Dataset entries
****
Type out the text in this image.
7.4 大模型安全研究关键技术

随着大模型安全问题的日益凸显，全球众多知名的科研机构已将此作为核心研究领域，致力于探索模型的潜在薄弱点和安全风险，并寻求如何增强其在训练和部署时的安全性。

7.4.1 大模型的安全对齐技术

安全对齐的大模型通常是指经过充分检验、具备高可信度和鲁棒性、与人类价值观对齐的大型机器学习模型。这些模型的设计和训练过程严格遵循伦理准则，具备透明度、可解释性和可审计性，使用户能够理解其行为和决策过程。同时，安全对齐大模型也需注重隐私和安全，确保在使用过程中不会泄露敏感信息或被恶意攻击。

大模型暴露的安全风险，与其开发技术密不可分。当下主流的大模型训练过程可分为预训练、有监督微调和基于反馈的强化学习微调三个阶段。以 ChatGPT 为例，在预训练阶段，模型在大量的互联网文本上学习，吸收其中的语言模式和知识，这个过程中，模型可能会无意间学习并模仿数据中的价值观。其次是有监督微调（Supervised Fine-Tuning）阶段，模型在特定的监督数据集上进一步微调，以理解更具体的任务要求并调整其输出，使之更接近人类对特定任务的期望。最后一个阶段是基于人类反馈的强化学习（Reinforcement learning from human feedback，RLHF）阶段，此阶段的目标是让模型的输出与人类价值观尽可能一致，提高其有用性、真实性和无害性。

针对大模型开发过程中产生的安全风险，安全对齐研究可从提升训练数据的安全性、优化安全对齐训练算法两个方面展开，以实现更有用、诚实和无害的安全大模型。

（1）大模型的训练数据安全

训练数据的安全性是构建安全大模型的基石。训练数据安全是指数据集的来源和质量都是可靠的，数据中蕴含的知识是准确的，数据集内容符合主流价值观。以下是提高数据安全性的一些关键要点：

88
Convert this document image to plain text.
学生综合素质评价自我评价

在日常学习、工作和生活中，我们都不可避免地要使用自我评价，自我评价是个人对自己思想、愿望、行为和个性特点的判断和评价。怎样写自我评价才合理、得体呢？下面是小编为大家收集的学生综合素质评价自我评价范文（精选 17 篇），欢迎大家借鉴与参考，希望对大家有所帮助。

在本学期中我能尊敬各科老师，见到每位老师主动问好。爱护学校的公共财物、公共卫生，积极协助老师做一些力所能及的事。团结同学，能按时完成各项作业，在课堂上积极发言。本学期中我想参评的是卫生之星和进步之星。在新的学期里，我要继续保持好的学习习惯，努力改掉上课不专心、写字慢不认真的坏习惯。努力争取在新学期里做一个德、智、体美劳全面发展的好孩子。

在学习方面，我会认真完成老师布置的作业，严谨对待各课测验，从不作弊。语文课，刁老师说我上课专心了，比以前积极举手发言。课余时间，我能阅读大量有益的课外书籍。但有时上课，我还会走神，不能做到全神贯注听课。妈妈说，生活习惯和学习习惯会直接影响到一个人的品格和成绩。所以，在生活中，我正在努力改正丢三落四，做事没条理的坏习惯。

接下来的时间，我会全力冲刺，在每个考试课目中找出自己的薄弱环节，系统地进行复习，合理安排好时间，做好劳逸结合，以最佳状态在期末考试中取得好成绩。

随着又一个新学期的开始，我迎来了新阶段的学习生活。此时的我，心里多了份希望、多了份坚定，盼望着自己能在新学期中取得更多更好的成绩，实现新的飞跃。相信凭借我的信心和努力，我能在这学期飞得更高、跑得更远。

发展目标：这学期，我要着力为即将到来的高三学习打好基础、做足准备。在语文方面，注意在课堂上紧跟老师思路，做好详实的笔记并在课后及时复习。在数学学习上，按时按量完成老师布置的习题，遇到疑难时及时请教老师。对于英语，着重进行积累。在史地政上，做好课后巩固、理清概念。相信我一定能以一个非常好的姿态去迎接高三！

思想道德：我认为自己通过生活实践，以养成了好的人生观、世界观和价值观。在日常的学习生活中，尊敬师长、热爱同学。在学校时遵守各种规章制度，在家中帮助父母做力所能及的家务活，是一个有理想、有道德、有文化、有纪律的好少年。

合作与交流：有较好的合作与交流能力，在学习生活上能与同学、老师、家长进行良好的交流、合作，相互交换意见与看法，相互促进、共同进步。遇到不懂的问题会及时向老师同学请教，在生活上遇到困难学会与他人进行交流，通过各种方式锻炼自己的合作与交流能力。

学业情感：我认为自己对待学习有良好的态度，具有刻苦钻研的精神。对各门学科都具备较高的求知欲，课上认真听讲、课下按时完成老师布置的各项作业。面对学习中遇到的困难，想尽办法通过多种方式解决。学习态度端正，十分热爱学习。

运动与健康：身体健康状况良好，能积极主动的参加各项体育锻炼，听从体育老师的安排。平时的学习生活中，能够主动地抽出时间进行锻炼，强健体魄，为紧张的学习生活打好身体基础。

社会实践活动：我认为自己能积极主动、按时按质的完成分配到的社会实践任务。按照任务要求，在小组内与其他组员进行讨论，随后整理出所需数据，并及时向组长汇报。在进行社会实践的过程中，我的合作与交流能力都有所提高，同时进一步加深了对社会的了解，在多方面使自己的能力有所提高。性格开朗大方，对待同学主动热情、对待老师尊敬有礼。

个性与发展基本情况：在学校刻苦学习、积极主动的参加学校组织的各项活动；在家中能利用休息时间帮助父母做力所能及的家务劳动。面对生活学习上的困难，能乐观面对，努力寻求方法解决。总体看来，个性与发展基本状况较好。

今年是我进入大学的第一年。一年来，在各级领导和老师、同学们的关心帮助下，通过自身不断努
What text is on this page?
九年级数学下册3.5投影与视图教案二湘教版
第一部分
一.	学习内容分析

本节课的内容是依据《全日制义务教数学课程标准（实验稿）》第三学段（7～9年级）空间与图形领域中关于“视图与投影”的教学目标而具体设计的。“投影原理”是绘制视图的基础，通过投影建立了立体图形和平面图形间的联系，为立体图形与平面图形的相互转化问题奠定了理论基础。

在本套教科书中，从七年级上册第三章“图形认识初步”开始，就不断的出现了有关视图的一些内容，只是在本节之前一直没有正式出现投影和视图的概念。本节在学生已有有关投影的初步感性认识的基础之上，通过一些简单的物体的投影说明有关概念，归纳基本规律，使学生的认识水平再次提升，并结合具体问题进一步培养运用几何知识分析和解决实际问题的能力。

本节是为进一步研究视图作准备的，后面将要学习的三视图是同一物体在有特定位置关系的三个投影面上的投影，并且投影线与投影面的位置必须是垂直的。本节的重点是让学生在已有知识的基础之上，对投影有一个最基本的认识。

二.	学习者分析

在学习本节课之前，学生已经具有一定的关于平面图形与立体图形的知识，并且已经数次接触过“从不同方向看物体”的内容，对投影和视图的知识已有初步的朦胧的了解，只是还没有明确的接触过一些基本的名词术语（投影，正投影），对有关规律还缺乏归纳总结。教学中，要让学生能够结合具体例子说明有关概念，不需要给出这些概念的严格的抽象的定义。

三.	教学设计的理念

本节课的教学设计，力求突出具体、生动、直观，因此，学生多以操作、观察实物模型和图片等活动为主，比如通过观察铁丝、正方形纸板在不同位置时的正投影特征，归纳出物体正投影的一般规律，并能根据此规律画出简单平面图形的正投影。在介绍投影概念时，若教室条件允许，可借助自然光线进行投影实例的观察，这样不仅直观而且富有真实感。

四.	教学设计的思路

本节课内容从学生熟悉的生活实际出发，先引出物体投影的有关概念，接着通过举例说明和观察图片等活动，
****
Find how many lines include the string "this" and report that number alone.

**Answer to the problem**
3